> Short exercise:
Quote exactly the lines running from the line with "Output a JSON" to the end of the entries, including both, and nothing else.

Collected data:
#####
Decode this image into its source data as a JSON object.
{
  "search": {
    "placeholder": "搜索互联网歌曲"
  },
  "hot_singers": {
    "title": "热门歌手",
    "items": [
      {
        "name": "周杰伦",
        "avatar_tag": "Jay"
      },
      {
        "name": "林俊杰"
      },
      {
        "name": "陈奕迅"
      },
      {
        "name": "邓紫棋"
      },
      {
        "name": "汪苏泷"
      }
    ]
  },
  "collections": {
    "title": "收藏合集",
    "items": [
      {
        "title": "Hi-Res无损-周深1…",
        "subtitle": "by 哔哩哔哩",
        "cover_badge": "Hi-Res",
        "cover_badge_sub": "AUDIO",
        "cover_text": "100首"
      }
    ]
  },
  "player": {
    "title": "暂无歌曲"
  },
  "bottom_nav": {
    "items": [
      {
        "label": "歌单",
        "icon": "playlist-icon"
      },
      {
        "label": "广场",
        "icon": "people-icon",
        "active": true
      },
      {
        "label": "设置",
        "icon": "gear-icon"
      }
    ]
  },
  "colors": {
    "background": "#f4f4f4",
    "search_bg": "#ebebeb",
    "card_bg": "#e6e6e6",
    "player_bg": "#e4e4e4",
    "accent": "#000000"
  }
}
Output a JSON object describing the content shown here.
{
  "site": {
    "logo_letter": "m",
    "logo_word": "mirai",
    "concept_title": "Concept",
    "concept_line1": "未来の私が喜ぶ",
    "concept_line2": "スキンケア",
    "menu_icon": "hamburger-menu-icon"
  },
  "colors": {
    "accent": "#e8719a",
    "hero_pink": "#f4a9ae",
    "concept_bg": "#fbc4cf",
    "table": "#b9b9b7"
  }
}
#####
> Problem solution:
Output a JSON object describing the content shown here.
{
  "site": {
    "logo_letter": "m",
    "logo_word": "mirai",
    "concept_title": "Concept",
    "concept_line1": "未来の私が喜ぶ",
    "concept_line2": "スキンケア",
    "menu_icon": "hamburger-menu-icon"
  },
  "colors": {
    "accent": "#e8719a",
    "hero_pink": "#f4a9ae",
    "concept_bg": "#fbc4cf",
    "table": "#b9b9b7"
  }
}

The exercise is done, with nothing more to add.